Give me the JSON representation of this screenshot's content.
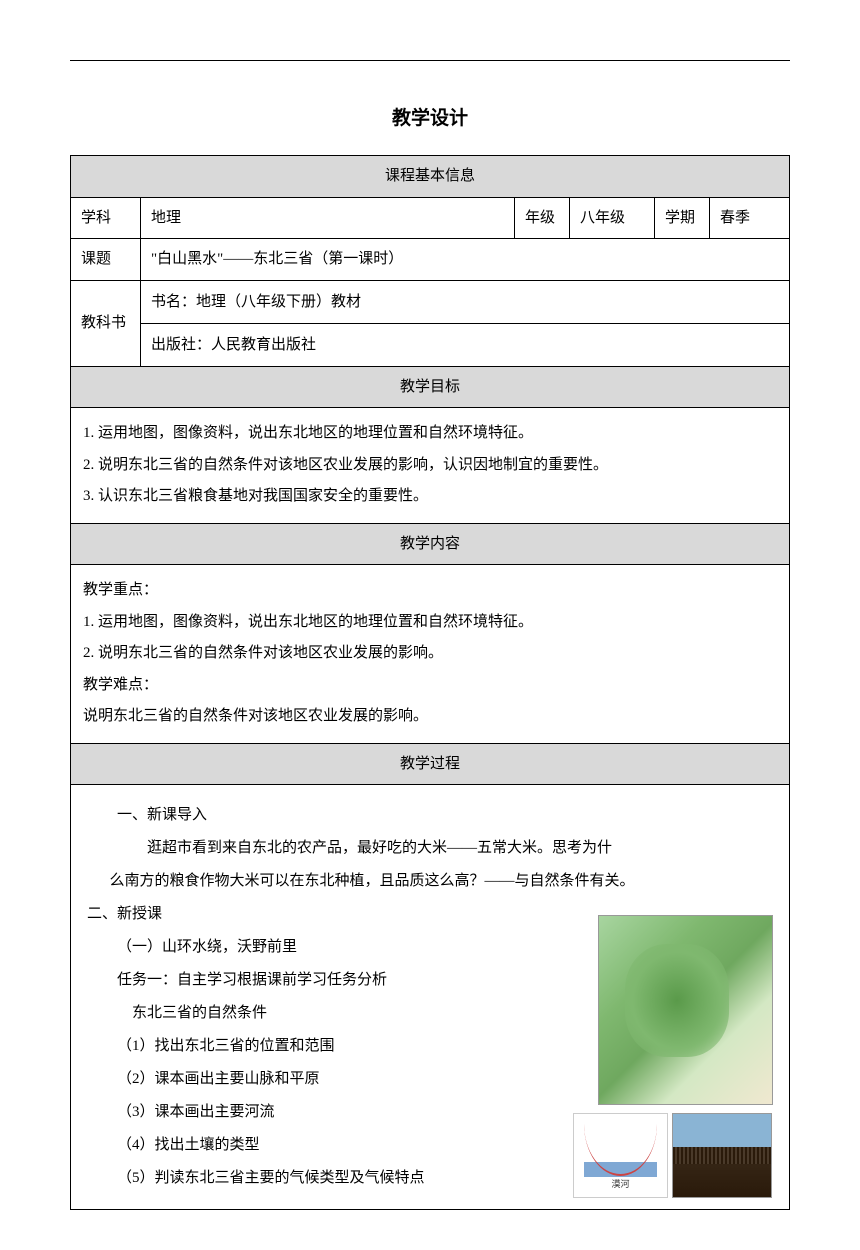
{
  "doc_title": "教学设计",
  "sections": {
    "basic_info_header": "课程基本信息",
    "goals_header": "教学目标",
    "content_header": "教学内容",
    "process_header": "教学过程"
  },
  "basic_info": {
    "subject_label": "学科",
    "subject_value": "地理",
    "grade_label": "年级",
    "grade_value": "八年级",
    "term_label": "学期",
    "term_value": "春季",
    "topic_label": "课题",
    "topic_value": "\"白山黑水\"——东北三省（第一课时）",
    "textbook_label": "教科书",
    "book_name": "书名：地理（八年级下册）教材",
    "publisher": "出版社：人民教育出版社"
  },
  "goals": {
    "line1": "1. 运用地图，图像资料，说出东北地区的地理位置和自然环境特征。",
    "line2": "2. 说明东北三省的自然条件对该地区农业发展的影响，认识因地制宜的重要性。",
    "line3": "3. 认识东北三省粮食基地对我国国家安全的重要性。"
  },
  "content": {
    "keypoints_label": "教学重点：",
    "kp1": "1. 运用地图，图像资料，说出东北地区的地理位置和自然环境特征。",
    "kp2": "2. 说明东北三省的自然条件对该地区农业发展的影响。",
    "difficulties_label": "教学难点：",
    "d1": "说明东北三省的自然条件对该地区农业发展的影响。"
  },
  "process": {
    "p1": "一、新课导入",
    "p2": "逛超市看到来自东北的农产品，最好吃的大米——五常大米。思考为什",
    "p2b": "么南方的粮食作物大米可以在东北种植，且品质这么高？——与自然条件有关。",
    "p3": "二、新授课",
    "p4": "（一）山环水绕，沃野前里",
    "p5": "任务一：自主学习根据课前学习任务分析",
    "p5b": "东北三省的自然条件",
    "p6": "（1）找出东北三省的位置和范围",
    "p7": "（2）课本画出主要山脉和平原",
    "p8": "（3）课本画出主要河流",
    "p9": "（4）找出土壤的类型",
    "p10": "（5）判读东北三省主要的气候类型及气候特点"
  },
  "chart_label": "漠河",
  "colors": {
    "header_bg": "#d9d9d9",
    "border": "#000000",
    "text": "#000000"
  }
}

## WHAT IS BEING ASKED
Transcribe the records above exactly, leaving out every picture.

## EXERCISE RESPONSE
Give me the JSON representation of this screenshot's content.
{
  "doc_title": "教学设计",
  "sections": {
    "basic_info_header": "课程基本信息",
    "goals_header": "教学目标",
    "content_header": "教学内容",
    "process_header": "教学过程"
  },
  "basic_info": {
    "subject_label": "学科",
    "subject_value": "地理",
    "grade_label": "年级",
    "grade_value": "八年级",
    "term_label": "学期",
    "term_value": "春季",
    "topic_label": "课题",
    "topic_value": "\"白山黑水\"——东北三省（第一课时）",
    "textbook_label": "教科书",
    "book_name": "书名：地理（八年级下册）教材",
    "publisher": "出版社：人民教育出版社"
  },
  "goals": {
    "line1": "1. 运用地图，图像资料，说出东北地区的地理位置和自然环境特征。",
    "line2": "2. 说明东北三省的自然条件对该地区农业发展的影响，认识因地制宜的重要性。",
    "line3": "3. 认识东北三省粮食基地对我国国家安全的重要性。"
  },
  "content": {
    "keypoints_label": "教学重点：",
    "kp1": "1. 运用地图，图像资料，说出东北地区的地理位置和自然环境特征。",
    "kp2": "2. 说明东北三省的自然条件对该地区农业发展的影响。",
    "difficulties_label": "教学难点：",
    "d1": "说明东北三省的自然条件对该地区农业发展的影响。"
  },
  "process": {
    "p1": "一、新课导入",
    "p2": "逛超市看到来自东北的农产品，最好吃的大米——五常大米。思考为什",
    "p2b": "么南方的粮食作物大米可以在东北种植，且品质这么高？——与自然条件有关。",
    "p3": "二、新授课",
    "p4": "（一）山环水绕，沃野前里",
    "p5": "任务一：自主学习根据课前学习任务分析",
    "p5b": "东北三省的自然条件",
    "p6": "（1）找出东北三省的位置和范围",
    "p7": "（2）课本画出主要山脉和平原",
    "p8": "（3）课本画出主要河流",
    "p9": "（4）找出土壤的类型",
    "p10": "（5）判读东北三省主要的气候类型及气候特点"
  },
  "chart_label": "漠河",
  "colors": {
    "header_bg": "#d9d9d9",
    "border": "#000000",
    "text": "#000000"
  }
}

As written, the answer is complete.